[Rows from a figure dataset]
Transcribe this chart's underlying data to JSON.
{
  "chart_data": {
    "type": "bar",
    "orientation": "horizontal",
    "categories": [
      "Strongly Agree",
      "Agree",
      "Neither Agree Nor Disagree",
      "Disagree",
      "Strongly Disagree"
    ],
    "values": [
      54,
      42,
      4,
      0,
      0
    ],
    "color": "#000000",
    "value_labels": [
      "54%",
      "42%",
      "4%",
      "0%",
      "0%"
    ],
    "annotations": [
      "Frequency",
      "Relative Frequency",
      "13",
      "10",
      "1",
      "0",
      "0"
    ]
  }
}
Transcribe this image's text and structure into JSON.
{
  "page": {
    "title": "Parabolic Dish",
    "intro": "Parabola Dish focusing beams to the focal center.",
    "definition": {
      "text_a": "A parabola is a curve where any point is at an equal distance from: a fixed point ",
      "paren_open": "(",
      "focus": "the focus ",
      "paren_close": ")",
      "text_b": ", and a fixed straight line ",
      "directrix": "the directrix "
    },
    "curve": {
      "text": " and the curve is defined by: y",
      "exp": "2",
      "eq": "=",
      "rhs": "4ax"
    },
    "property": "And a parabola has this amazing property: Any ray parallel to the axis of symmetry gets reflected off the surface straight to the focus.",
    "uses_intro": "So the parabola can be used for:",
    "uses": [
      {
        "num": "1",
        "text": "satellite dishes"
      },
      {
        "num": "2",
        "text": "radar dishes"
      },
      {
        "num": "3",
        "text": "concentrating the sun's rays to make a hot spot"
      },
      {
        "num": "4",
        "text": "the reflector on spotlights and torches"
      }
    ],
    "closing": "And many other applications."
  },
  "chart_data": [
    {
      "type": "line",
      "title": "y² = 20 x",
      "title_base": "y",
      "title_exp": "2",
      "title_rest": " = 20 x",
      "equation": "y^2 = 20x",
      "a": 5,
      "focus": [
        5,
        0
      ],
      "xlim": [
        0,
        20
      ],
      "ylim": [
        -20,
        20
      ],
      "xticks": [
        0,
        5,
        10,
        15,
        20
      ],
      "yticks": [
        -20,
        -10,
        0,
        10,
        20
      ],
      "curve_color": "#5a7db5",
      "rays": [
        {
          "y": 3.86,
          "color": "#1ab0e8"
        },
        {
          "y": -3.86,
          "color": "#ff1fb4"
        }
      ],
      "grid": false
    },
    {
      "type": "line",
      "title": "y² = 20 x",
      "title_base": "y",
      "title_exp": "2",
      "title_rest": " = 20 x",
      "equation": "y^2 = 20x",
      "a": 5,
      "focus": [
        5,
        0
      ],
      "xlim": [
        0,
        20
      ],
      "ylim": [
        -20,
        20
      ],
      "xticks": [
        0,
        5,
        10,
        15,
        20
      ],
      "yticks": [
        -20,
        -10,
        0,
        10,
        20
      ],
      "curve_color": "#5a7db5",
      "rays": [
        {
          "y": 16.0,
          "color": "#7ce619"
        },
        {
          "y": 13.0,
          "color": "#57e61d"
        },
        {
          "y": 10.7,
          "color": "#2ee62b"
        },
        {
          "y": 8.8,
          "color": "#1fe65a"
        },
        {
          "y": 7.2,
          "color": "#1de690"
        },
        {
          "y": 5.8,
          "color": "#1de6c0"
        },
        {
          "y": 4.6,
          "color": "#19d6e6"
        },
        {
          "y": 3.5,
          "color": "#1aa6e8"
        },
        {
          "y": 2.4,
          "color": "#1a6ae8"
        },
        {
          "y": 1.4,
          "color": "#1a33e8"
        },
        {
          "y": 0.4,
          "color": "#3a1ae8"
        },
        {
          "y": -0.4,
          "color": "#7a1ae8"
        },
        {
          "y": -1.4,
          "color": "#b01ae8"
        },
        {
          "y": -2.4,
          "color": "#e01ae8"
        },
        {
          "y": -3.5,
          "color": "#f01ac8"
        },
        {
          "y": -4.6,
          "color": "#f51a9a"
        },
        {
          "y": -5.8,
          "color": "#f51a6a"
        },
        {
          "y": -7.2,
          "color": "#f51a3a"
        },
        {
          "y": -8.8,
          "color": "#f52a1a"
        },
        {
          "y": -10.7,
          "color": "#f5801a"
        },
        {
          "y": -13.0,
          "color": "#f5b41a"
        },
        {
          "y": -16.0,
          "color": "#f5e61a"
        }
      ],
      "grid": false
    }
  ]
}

§ **YOUR OBJECTIVE**: Extract the listing in its entirety, matching it exactly.

§ **ANSWER FOR THIS EXERCISE**:
Transcribe this chart's underlying data to JSON.
{
  "chart_data": {
    "type": "bar",
    "orientation": "horizontal",
    "categories": [
      "Strongly Agree",
      "Agree",
      "Neither Agree Nor Disagree",
      "Disagree",
      "Strongly Disagree"
    ],
    "values": [
      54,
      42,
      4,
      0,
      0
    ],
    "color": "#000000",
    "value_labels": [
      "54%",
      "42%",
      "4%",
      "0%",
      "0%"
    ],
    "annotations": [
      "Frequency",
      "Relative Frequency",
      "13",
      "10",
      "1",
      "0",
      "0"
    ]
  }
}
Transcribe this image's text and structure into JSON.
{
  "page": {
    "title": "Parabolic Dish",
    "intro": "Parabola Dish focusing beams to the focal center.",
    "definition": {
      "text_a": "A parabola is a curve where any point is at an equal distance from: a fixed point ",
      "paren_open": "(",
      "focus": "the focus ",
      "paren_close": ")",
      "text_b": ", and a fixed straight line ",
      "directrix": "the directrix "
    },
    "curve": {
      "text": " and the curve is defined by: y",
      "exp": "2",
      "eq": "=",
      "rhs": "4ax"
    },
    "property": "And a parabola has this amazing property: Any ray parallel to the axis of symmetry gets reflected off the surface straight to the focus.",
    "uses_intro": "So the parabola can be used for:",
    "uses": [
      {
        "num": "1",
        "text": "satellite dishes"
      },
      {
        "num": "2",
        "text": "radar dishes"
      },
      {
        "num": "3",
        "text": "concentrating the sun's rays to make a hot spot"
      },
      {
        "num": "4",
        "text": "the reflector on spotlights and torches"
      }
    ],
    "closing": "And many other applications."
  },
  "chart_data": [
    {
      "type": "line",
      "title": "y² = 20 x",
      "title_base": "y",
      "title_exp": "2",
      "title_rest": " = 20 x",
      "equation": "y^2 = 20x",
      "a": 5,
      "focus": [
        5,
        0
      ],
      "xlim": [
        0,
        20
      ],
      "ylim": [
        -20,
        20
      ],
      "xticks": [
        0,
        5,
        10,
        15,
        20
      ],
      "yticks": [
        -20,
        -10,
        0,
        10,
        20
      ],
      "curve_color": "#5a7db5",
      "rays": [
        {
          "y": 3.86,
          "color": "#1ab0e8"
        },
        {
          "y": -3.86,
          "color": "#ff1fb4"
        }
      ],
      "grid": false
    },
    {
      "type": "line",
      "title": "y² = 20 x",
      "title_base": "y",
      "title_exp": "2",
      "title_rest": " = 20 x",
      "equation": "y^2 = 20x",
      "a": 5,
      "focus": [
        5,
        0
      ],
      "xlim": [
        0,
        20
      ],
      "ylim": [
        -20,
        20
      ],
      "xticks": [
        0,
        5,
        10,
        15,
        20
      ],
      "yticks": [
        -20,
        -10,
        0,
        10,
        20
      ],
      "curve_color": "#5a7db5",
      "rays": [
        {
          "y": 16.0,
          "color": "#7ce619"
        },
        {
          "y": 13.0,
          "color": "#57e61d"
        },
        {
          "y": 10.7,
          "color": "#2ee62b"
        },
        {
          "y": 8.8,
          "color": "#1fe65a"
        },
        {
          "y": 7.2,
          "color": "#1de690"
        },
        {
          "y": 5.8,
          "color": "#1de6c0"
        },
        {
          "y": 4.6,
          "color": "#19d6e6"
        },
        {
          "y": 3.5,
          "color": "#1aa6e8"
        },
        {
          "y": 2.4,
          "color": "#1a6ae8"
        },
        {
          "y": 1.4,
          "color": "#1a33e8"
        },
        {
          "y": 0.4,
          "color": "#3a1ae8"
        },
        {
          "y": -0.4,
          "color": "#7a1ae8"
        },
        {
          "y": -1.4,
          "color": "#b01ae8"
        },
        {
          "y": -2.4,
          "color": "#e01ae8"
        },
        {
          "y": -3.5,
          "color": "#f01ac8"
        },
        {
          "y": -4.6,
          "color": "#f51a9a"
        },
        {
          "y": -5.8,
          "color": "#f51a6a"
        },
        {
          "y": -7.2,
          "color": "#f51a3a"
        },
        {
          "y": -8.8,
          "color": "#f52a1a"
        },
        {
          "y": -10.7,
          "color": "#f5801a"
        },
        {
          "y": -13.0,
          "color": "#f5b41a"
        },
        {
          "y": -16.0,
          "color": "#f5e61a"
        }
      ],
      "grid": false
    }
  ]
}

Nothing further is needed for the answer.